- **TEXT PASSAGE**
★ ★ ★ ★ ★ ★ ★
3. Extended Interpolative $\mathit{F}$-Contraction

Here, we present our main results. We first introduce the definition of an extended interpolative CRR-type F-contraction, then establish a fixed point theorem.

Definition 4. 

Consider the bMS $(M,\xi ,s)$ and a self-map $S:M\to M$. Then, the function S is known as an extended interpolative modified CRR-type F-contraction if, for $\tau >0$ ∃ $c_1,c_2\in [0,1)$ with $c_1+c_2<1$ and $F\in \mathcal{F}$ such that

$$\tau +F\left(\xi (S\left(\varsigma \right),S\left(q\right))\right)\le c_{1}F\left(\xi (\varsigma ,q)\right)+c_{2}F\left(\xi (\varsigma ,S\left(\varsigma \right))\right)+(1-c_1-c_2)F(\frac{1}{s}\xi (q,S\left(q\right)))$$

(1)
★ ★ ★ ★ ★ ★ ★
- **STORED DATA**
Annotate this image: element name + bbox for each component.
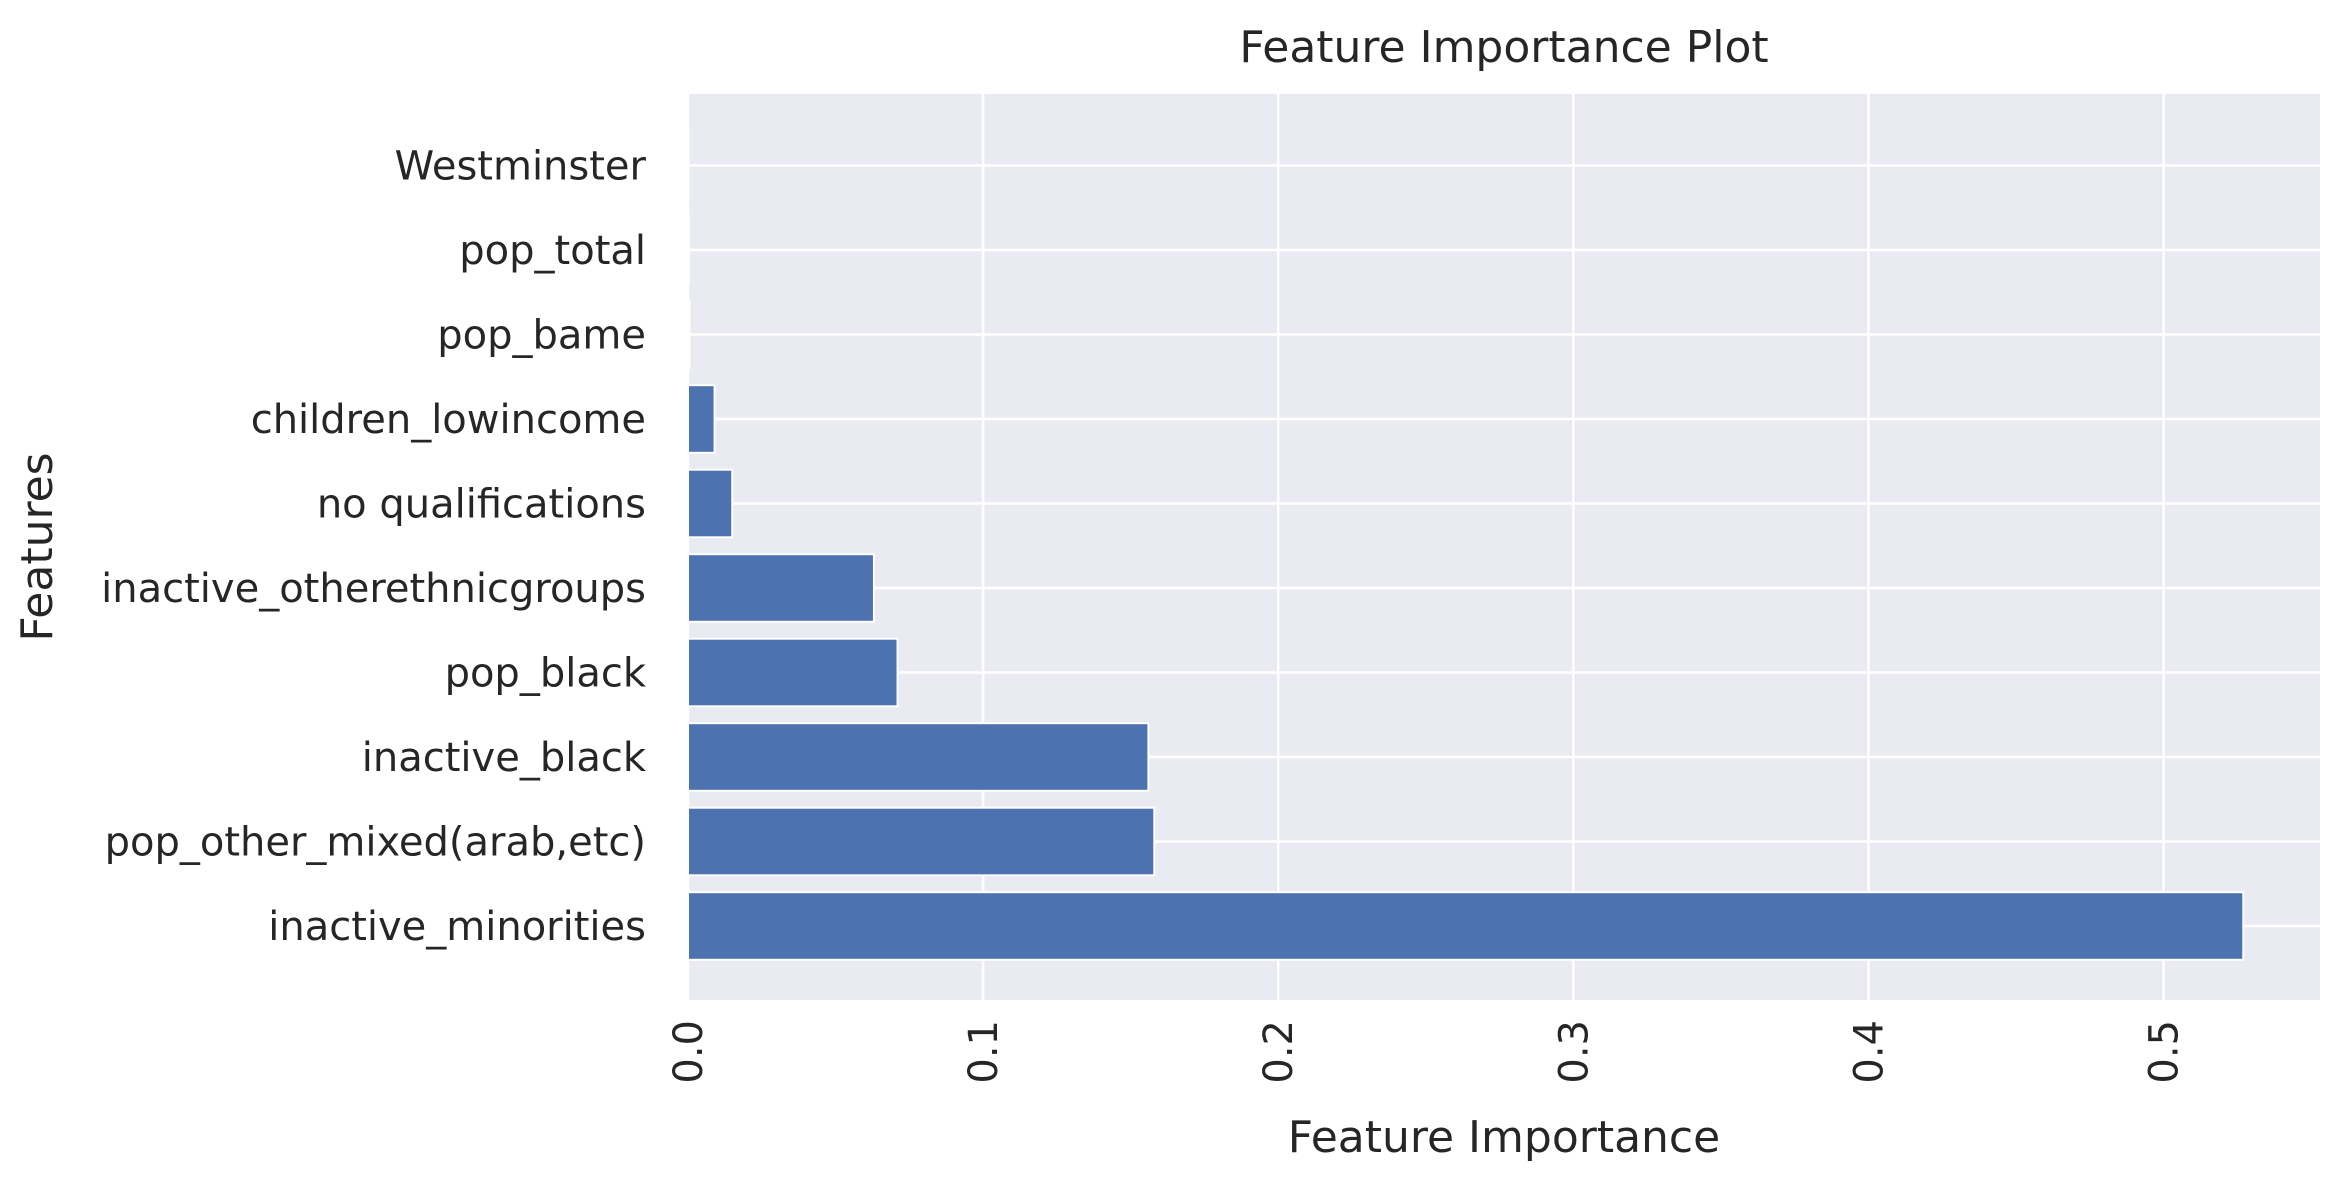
★ ★ ★ ★ ★ ★ ★
- **PROBLEMS TO WORK ON**
[a] According to the section on extended interpolative F-contraction, what is established after the definition is introduced?
[b] Reproduce the section on extended interpolative F-contraction verbatim, from "3. Extended Interpolative" up to and including "Definition 4.".
[c] Summarize the section on extended interpolative F-contraction in two sentences.

- **SOLUTIONS BELOW**
[a] A fixed point theorem.

[b]
3. Extended Interpolative $\mathit{F}$-Contraction

Here, we present our main results. We first introduce the definition of an extended interpolative CRR-type F-contraction, then establish a fixed point theorem.

Definition 4.

[c] The section presents the main results by first defining an extended interpolative CRR-type F-contraction and then establishing a fixed point theorem. Definition 4 calls a self-map S on a bMS an extended interpolative modified CRR-type F-contraction if, for τ > 0, there exist c₁, c₂ in [0,1) with c₁ + c₂ < 1 and an F in the class 𝓕 that satisfy inequality (1).